**WHAT IS REQUIRED**
Type the records out again in full, exactly.

**TASK MATERIAL**
_ _ _ _
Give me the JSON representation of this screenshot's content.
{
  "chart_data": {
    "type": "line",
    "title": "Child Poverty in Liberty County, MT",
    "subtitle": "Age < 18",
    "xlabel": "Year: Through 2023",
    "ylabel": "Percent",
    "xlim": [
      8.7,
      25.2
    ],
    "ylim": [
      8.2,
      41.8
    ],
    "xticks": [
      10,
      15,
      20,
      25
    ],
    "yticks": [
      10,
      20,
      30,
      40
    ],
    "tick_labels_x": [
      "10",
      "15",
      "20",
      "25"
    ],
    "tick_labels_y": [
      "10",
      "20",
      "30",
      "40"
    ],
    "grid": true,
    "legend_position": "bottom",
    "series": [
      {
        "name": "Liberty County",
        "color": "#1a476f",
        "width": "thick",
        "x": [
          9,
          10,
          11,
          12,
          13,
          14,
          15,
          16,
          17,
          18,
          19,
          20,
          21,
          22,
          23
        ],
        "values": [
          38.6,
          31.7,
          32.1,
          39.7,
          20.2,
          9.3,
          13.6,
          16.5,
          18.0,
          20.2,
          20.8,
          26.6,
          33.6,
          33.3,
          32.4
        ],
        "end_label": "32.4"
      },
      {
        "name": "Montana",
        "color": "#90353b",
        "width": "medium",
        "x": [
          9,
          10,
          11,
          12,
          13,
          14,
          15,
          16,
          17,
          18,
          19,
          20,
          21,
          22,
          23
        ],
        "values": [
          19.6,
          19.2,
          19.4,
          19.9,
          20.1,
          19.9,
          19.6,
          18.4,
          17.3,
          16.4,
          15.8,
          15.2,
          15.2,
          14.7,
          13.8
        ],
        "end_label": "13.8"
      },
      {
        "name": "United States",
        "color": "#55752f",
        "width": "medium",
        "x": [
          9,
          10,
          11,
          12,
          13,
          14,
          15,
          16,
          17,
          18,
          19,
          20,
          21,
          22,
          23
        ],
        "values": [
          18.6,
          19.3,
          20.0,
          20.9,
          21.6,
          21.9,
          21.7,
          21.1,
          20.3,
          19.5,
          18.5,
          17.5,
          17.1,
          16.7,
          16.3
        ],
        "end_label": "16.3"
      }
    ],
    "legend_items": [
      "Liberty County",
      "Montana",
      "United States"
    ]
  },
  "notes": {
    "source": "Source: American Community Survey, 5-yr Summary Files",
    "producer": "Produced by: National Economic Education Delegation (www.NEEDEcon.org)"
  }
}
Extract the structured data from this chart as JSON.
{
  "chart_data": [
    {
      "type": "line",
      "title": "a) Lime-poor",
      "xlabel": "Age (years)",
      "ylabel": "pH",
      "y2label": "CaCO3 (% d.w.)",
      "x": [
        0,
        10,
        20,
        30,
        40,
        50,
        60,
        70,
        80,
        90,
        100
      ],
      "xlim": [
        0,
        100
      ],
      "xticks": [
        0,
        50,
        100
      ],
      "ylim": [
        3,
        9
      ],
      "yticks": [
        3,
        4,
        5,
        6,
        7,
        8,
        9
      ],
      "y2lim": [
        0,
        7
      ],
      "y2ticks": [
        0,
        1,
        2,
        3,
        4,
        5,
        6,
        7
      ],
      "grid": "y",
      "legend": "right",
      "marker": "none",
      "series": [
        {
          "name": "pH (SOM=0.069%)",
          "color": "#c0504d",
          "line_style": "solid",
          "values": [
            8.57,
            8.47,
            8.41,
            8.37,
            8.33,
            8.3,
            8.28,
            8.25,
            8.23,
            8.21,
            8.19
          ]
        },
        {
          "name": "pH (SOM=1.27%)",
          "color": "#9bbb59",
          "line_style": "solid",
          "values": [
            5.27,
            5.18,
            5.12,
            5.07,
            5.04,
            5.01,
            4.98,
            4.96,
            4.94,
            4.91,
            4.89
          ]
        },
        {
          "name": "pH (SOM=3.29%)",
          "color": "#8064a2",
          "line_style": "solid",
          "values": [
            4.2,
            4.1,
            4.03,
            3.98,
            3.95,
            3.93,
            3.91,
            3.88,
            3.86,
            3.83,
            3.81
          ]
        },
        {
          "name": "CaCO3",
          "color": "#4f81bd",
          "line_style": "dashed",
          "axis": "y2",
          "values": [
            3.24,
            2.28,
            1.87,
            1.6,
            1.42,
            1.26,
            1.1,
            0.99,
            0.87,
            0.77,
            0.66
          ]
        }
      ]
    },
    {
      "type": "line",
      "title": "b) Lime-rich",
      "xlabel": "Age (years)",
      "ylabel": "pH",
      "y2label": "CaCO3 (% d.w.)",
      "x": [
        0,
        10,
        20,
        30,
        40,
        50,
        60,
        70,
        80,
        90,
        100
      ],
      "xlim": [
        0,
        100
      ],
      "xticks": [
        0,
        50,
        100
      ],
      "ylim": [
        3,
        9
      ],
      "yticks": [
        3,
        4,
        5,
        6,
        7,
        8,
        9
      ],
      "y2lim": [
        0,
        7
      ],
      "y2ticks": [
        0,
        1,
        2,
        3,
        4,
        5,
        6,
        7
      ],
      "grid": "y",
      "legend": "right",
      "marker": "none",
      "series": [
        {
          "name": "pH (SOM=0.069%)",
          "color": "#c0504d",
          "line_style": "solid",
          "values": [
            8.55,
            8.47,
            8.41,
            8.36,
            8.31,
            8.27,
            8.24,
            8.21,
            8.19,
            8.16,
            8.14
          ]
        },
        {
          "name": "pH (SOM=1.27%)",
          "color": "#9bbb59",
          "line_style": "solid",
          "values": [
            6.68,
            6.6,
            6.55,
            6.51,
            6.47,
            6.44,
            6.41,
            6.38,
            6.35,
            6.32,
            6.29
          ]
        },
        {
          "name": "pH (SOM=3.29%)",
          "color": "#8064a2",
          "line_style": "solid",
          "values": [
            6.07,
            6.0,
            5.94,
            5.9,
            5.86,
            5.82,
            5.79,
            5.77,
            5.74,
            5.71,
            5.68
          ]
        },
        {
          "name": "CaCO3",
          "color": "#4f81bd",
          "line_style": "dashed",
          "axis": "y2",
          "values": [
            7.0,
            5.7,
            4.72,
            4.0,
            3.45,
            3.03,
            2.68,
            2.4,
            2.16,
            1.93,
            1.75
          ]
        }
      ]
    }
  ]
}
_ _ _ _
**RESPONSE TO THE TASK**
Give me the JSON representation of this screenshot's content.
{
  "chart_data": {
    "type": "line",
    "title": "Child Poverty in Liberty County, MT",
    "subtitle": "Age < 18",
    "xlabel": "Year: Through 2023",
    "ylabel": "Percent",
    "xlim": [
      8.7,
      25.2
    ],
    "ylim": [
      8.2,
      41.8
    ],
    "xticks": [
      10,
      15,
      20,
      25
    ],
    "yticks": [
      10,
      20,
      30,
      40
    ],
    "tick_labels_x": [
      "10",
      "15",
      "20",
      "25"
    ],
    "tick_labels_y": [
      "10",
      "20",
      "30",
      "40"
    ],
    "grid": true,
    "legend_position": "bottom",
    "series": [
      {
        "name": "Liberty County",
        "color": "#1a476f",
        "width": "thick",
        "x": [
          9,
          10,
          11,
          12,
          13,
          14,
          15,
          16,
          17,
          18,
          19,
          20,
          21,
          22,
          23
        ],
        "values": [
          38.6,
          31.7,
          32.1,
          39.7,
          20.2,
          9.3,
          13.6,
          16.5,
          18.0,
          20.2,
          20.8,
          26.6,
          33.6,
          33.3,
          32.4
        ],
        "end_label": "32.4"
      },
      {
        "name": "Montana",
        "color": "#90353b",
        "width": "medium",
        "x": [
          9,
          10,
          11,
          12,
          13,
          14,
          15,
          16,
          17,
          18,
          19,
          20,
          21,
          22,
          23
        ],
        "values": [
          19.6,
          19.2,
          19.4,
          19.9,
          20.1,
          19.9,
          19.6,
          18.4,
          17.3,
          16.4,
          15.8,
          15.2,
          15.2,
          14.7,
          13.8
        ],
        "end_label": "13.8"
      },
      {
        "name": "United States",
        "color": "#55752f",
        "width": "medium",
        "x": [
          9,
          10,
          11,
          12,
          13,
          14,
          15,
          16,
          17,
          18,
          19,
          20,
          21,
          22,
          23
        ],
        "values": [
          18.6,
          19.3,
          20.0,
          20.9,
          21.6,
          21.9,
          21.7,
          21.1,
          20.3,
          19.5,
          18.5,
          17.5,
          17.1,
          16.7,
          16.3
        ],
        "end_label": "16.3"
      }
    ],
    "legend_items": [
      "Liberty County",
      "Montana",
      "United States"
    ]
  },
  "notes": {
    "source": "Source: American Community Survey, 5-yr Summary Files",
    "producer": "Produced by: National Economic Education Delegation (www.NEEDEcon.org)"
  }
}
Extract the structured data from this chart as JSON.
{
  "chart_data": [
    {
      "type": "line",
      "title": "a) Lime-poor",
      "xlabel": "Age (years)",
      "ylabel": "pH",
      "y2label": "CaCO3 (% d.w.)",
      "x": [
        0,
        10,
        20,
        30,
        40,
        50,
        60,
        70,
        80,
        90,
        100
      ],
      "xlim": [
        0,
        100
      ],
      "xticks": [
        0,
        50,
        100
      ],
      "ylim": [
        3,
        9
      ],
      "yticks": [
        3,
        4,
        5,
        6,
        7,
        8,
        9
      ],
      "y2lim": [
        0,
        7
      ],
      "y2ticks": [
        0,
        1,
        2,
        3,
        4,
        5,
        6,
        7
      ],
      "grid": "y",
      "legend": "right",
      "marker": "none",
      "series": [
        {
          "name": "pH (SOM=0.069%)",
          "color": "#c0504d",
          "line_style": "solid",
          "values": [
            8.57,
            8.47,
            8.41,
            8.37,
            8.33,
            8.3,
            8.28,
            8.25,
            8.23,
            8.21,
            8.19
          ]
        },
        {
          "name": "pH (SOM=1.27%)",
          "color": "#9bbb59",
          "line_style": "solid",
          "values": [
            5.27,
            5.18,
            5.12,
            5.07,
            5.04,
            5.01,
            4.98,
            4.96,
            4.94,
            4.91,
            4.89
          ]
        },
        {
          "name": "pH (SOM=3.29%)",
          "color": "#8064a2",
          "line_style": "solid",
          "values": [
            4.2,
            4.1,
            4.03,
            3.98,
            3.95,
            3.93,
            3.91,
            3.88,
            3.86,
            3.83,
            3.81
          ]
        },
        {
          "name": "CaCO3",
          "color": "#4f81bd",
          "line_style": "dashed",
          "axis": "y2",
          "values": [
            3.24,
            2.28,
            1.87,
            1.6,
            1.42,
            1.26,
            1.1,
            0.99,
            0.87,
            0.77,
            0.66
          ]
        }
      ]
    },
    {
      "type": "line",
      "title": "b) Lime-rich",
      "xlabel": "Age (years)",
      "ylabel": "pH",
      "y2label": "CaCO3 (% d.w.)",
      "x": [
        0,
        10,
        20,
        30,
        40,
        50,
        60,
        70,
        80,
        90,
        100
      ],
      "xlim": [
        0,
        100
      ],
      "xticks": [
        0,
        50,
        100
      ],
      "ylim": [
        3,
        9
      ],
      "yticks": [
        3,
        4,
        5,
        6,
        7,
        8,
        9
      ],
      "y2lim": [
        0,
        7
      ],
      "y2ticks": [
        0,
        1,
        2,
        3,
        4,
        5,
        6,
        7
      ],
      "grid": "y",
      "legend": "right",
      "marker": "none",
      "series": [
        {
          "name": "pH (SOM=0.069%)",
          "color": "#c0504d",
          "line_style": "solid",
          "values": [
            8.55,
            8.47,
            8.41,
            8.36,
            8.31,
            8.27,
            8.24,
            8.21,
            8.19,
            8.16,
            8.14
          ]
        },
        {
          "name": "pH (SOM=1.27%)",
          "color": "#9bbb59",
          "line_style": "solid",
          "values": [
            6.68,
            6.6,
            6.55,
            6.51,
            6.47,
            6.44,
            6.41,
            6.38,
            6.35,
            6.32,
            6.29
          ]
        },
        {
          "name": "pH (SOM=3.29%)",
          "color": "#8064a2",
          "line_style": "solid",
          "values": [
            6.07,
            6.0,
            5.94,
            5.9,
            5.86,
            5.82,
            5.79,
            5.77,
            5.74,
            5.71,
            5.68
          ]
        },
        {
          "name": "CaCO3",
          "color": "#4f81bd",
          "line_style": "dashed",
          "axis": "y2",
          "values": [
            7.0,
            5.7,
            4.72,
            4.0,
            3.45,
            3.03,
            2.68,
            2.4,
            2.16,
            1.93,
            1.75
          ]
        }
      ]
    }
  ]
}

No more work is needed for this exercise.